**Objective**
Copy every line of the records below where the word "kantonalen" occurs.
+++++
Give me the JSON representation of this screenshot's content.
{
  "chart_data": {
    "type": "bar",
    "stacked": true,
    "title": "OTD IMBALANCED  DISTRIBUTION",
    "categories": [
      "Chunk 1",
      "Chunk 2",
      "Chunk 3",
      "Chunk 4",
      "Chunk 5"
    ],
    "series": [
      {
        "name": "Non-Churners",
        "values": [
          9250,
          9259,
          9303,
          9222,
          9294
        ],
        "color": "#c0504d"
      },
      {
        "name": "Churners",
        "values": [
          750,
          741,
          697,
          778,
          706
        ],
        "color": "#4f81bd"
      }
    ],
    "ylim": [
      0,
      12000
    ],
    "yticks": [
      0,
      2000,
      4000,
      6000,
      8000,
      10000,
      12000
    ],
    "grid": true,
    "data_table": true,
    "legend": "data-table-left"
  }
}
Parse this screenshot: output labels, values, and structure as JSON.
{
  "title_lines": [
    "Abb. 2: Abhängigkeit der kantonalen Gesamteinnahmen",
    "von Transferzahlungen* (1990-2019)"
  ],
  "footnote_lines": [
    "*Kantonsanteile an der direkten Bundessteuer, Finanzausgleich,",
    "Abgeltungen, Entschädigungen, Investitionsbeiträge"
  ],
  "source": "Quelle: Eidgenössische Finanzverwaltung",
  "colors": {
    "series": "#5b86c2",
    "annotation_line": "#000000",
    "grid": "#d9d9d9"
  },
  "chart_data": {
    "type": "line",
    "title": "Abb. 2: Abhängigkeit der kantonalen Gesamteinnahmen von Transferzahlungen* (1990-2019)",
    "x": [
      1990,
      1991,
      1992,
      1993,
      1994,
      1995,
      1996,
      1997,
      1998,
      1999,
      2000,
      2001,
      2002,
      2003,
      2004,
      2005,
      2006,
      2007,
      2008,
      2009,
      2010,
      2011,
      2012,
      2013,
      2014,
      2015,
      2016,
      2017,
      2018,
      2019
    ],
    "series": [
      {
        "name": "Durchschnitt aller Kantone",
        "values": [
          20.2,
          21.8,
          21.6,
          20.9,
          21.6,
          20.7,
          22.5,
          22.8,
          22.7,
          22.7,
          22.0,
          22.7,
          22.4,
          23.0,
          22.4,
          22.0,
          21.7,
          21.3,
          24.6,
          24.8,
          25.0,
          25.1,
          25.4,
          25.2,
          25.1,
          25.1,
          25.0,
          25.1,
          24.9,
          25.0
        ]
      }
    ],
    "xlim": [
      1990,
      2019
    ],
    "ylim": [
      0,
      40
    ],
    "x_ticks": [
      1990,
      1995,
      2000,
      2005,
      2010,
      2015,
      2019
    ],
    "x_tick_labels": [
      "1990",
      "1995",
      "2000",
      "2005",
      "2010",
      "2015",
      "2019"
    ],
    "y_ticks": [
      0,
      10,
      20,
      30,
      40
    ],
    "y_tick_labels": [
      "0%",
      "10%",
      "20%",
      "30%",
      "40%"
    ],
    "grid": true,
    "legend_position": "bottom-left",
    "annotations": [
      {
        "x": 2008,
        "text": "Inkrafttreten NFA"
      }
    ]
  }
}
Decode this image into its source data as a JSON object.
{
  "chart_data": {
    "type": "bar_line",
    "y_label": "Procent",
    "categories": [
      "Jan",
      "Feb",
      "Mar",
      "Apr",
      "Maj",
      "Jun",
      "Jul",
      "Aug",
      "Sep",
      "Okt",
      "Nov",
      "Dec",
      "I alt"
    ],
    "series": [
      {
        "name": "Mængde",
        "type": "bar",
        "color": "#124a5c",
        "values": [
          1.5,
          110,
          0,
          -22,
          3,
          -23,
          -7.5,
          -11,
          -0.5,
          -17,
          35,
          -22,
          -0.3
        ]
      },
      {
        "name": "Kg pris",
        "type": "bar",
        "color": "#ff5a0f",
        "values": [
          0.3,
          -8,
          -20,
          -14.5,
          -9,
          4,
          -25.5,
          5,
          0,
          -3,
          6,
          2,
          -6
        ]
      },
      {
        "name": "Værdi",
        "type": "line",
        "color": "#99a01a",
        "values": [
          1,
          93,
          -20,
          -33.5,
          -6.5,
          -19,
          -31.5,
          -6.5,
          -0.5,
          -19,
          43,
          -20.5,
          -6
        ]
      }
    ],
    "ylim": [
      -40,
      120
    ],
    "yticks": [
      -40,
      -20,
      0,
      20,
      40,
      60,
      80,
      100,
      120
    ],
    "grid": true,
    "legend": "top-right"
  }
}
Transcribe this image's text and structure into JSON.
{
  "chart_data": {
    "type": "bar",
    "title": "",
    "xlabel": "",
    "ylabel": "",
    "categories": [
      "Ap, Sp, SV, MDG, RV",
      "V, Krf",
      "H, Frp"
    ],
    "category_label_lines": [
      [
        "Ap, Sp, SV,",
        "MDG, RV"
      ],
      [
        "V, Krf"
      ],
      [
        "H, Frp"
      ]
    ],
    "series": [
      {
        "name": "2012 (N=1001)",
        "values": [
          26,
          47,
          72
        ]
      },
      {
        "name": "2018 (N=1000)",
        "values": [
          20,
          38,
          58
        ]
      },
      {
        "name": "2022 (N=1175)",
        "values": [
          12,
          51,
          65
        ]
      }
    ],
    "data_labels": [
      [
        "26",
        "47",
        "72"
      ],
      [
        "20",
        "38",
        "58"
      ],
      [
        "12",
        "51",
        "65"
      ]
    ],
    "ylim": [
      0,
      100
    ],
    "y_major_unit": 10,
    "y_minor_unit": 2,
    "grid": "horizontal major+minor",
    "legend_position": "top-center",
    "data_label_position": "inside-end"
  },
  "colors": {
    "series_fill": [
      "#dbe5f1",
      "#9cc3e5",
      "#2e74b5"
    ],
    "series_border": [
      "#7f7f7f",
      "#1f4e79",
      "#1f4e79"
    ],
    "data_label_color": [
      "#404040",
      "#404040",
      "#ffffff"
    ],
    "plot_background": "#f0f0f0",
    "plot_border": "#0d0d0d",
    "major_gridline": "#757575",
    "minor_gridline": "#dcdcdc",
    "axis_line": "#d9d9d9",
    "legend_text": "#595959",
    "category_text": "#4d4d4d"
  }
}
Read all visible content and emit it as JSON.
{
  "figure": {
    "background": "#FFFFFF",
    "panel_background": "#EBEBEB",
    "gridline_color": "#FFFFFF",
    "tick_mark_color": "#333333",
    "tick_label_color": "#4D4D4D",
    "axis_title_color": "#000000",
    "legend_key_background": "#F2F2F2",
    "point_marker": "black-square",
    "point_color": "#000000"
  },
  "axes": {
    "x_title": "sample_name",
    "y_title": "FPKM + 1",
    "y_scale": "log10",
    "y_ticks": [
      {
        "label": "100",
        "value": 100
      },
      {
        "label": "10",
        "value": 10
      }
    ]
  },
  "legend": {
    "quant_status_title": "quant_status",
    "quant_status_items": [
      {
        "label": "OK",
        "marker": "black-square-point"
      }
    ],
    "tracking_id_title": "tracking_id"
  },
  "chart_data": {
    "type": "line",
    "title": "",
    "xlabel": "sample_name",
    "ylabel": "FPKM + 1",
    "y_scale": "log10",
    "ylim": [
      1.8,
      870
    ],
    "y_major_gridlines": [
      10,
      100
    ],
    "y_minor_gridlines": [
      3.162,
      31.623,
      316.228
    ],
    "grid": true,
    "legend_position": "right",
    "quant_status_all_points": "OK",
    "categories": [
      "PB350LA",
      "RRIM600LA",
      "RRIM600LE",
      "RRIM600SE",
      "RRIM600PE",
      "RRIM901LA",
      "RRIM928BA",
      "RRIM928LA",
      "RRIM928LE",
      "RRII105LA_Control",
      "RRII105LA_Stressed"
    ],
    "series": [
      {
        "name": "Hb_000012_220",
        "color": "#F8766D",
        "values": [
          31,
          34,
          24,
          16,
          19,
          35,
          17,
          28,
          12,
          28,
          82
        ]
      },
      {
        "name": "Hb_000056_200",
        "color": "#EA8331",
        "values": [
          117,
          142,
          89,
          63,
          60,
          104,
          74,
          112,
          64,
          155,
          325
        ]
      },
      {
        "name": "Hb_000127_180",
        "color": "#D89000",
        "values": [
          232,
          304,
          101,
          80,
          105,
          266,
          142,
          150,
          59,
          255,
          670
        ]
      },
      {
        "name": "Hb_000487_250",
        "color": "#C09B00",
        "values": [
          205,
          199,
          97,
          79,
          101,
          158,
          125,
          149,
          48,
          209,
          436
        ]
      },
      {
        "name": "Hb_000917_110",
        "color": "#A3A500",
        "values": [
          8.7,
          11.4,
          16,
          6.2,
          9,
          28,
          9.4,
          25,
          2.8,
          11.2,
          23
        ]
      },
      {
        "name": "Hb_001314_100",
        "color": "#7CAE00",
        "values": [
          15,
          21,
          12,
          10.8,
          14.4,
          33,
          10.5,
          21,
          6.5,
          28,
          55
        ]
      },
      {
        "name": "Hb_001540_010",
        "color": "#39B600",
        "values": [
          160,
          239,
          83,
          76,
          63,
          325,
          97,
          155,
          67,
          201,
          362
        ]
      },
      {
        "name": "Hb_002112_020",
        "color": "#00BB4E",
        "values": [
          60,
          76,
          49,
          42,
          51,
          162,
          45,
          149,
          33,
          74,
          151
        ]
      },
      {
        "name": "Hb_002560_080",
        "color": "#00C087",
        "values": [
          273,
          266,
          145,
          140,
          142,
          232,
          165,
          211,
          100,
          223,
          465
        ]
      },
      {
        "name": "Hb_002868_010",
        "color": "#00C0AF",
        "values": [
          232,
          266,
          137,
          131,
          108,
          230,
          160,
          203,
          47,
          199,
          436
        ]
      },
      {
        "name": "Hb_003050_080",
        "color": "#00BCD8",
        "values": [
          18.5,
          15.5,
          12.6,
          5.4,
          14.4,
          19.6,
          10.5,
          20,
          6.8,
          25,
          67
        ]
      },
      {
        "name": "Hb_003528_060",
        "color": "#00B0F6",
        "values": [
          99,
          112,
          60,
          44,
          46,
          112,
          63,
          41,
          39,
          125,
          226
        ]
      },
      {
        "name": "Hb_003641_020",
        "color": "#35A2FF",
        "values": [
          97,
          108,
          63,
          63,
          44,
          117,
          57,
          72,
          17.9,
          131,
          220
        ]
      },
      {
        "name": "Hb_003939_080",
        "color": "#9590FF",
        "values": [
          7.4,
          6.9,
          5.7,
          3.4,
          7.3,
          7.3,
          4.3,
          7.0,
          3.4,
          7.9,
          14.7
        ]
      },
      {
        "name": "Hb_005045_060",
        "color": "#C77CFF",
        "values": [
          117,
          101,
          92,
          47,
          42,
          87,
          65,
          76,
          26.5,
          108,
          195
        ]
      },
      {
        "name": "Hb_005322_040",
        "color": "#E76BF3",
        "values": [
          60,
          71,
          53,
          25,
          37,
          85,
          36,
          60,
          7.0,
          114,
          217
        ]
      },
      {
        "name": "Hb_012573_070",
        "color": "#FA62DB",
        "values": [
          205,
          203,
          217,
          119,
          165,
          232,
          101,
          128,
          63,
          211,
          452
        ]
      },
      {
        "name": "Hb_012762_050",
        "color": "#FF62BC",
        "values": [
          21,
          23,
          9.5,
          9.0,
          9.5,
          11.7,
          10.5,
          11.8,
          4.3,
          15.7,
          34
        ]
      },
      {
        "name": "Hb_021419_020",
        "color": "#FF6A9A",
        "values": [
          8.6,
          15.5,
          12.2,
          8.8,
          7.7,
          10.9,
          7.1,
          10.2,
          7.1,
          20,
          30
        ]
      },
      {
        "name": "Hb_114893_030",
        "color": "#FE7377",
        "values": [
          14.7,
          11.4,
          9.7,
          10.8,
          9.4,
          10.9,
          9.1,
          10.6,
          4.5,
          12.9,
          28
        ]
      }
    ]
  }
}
+++++
**Full solution**
    "Abb. 2: Abhängigkeit der kantonalen Gesamteinnahmen",
    "title": "Abb. 2: Abhängigkeit der kantonalen Gesamteinnahmen von Transferzahlungen* (1990-2019)",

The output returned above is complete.